PROBLEM DESCRIPTION
Check every line below for the word "title" and show those that hold it.

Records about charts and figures
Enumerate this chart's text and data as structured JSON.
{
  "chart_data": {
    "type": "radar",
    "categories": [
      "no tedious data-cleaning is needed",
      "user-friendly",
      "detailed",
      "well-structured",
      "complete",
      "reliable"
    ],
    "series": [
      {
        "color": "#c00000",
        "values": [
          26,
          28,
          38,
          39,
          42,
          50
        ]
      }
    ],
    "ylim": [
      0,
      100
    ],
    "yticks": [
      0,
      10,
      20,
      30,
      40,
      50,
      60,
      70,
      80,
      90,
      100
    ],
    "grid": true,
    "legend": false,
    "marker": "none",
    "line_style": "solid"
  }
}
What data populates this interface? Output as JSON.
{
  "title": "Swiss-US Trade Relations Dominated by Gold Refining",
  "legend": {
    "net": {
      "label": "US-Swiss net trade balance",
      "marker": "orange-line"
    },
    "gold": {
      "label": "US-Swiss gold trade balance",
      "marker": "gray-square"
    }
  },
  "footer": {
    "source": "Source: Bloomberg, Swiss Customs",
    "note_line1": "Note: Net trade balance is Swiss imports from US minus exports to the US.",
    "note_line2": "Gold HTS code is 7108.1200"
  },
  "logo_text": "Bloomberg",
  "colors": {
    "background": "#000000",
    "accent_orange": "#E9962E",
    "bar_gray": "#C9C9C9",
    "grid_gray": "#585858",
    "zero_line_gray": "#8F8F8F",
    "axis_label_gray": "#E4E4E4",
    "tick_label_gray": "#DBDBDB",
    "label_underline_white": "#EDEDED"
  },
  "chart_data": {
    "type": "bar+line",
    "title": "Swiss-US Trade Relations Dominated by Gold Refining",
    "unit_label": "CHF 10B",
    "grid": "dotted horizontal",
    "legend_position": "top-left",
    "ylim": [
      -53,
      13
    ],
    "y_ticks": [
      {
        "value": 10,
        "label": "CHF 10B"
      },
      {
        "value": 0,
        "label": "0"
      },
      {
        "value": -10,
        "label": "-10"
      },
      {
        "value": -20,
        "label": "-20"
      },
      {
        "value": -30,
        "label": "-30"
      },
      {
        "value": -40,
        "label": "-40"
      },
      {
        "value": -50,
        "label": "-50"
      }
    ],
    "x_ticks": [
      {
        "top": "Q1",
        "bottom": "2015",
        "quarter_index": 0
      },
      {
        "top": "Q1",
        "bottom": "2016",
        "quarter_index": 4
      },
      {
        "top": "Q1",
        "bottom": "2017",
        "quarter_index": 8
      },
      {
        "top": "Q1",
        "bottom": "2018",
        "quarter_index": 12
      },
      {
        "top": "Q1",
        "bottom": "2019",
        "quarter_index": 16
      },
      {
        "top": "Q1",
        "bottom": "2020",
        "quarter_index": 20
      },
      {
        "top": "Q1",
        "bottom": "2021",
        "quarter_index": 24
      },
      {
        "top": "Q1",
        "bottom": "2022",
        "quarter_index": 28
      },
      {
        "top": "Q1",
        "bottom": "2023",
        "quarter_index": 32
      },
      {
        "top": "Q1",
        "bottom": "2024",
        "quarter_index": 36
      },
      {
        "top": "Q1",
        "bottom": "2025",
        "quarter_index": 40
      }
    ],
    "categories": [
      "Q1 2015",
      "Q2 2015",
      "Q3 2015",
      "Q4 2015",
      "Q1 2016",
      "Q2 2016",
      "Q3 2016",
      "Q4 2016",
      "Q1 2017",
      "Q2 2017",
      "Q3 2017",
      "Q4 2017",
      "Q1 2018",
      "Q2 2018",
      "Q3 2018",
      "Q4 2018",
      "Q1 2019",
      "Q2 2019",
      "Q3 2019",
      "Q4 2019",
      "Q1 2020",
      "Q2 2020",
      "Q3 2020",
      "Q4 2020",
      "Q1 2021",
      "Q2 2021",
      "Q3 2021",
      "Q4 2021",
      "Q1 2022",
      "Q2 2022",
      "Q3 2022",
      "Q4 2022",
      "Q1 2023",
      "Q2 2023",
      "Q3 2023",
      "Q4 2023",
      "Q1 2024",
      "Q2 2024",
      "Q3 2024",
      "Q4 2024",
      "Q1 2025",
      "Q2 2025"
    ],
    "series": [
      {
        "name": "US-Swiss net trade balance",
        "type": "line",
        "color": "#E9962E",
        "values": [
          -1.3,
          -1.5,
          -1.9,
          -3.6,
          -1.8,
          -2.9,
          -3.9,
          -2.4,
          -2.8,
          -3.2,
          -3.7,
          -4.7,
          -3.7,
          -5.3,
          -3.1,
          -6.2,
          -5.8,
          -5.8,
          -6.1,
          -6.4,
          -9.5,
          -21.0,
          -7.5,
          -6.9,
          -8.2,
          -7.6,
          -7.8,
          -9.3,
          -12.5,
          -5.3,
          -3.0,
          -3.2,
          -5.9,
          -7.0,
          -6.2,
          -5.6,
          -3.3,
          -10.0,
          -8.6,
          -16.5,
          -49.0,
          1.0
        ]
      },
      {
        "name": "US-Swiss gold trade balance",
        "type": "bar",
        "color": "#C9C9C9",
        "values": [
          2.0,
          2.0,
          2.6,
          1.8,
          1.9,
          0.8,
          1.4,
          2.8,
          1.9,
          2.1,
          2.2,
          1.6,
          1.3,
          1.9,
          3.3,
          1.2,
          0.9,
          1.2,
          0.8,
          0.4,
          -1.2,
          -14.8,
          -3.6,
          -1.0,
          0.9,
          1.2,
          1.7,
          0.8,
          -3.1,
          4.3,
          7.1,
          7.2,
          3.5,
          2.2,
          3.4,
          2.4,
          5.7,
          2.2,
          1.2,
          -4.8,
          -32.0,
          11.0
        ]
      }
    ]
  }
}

RESULT FOR THIS TASK
  "title": "Swiss-US Trade Relations Dominated by Gold Refining",
    "title": "Swiss-US Trade Relations Dominated by Gold Refining",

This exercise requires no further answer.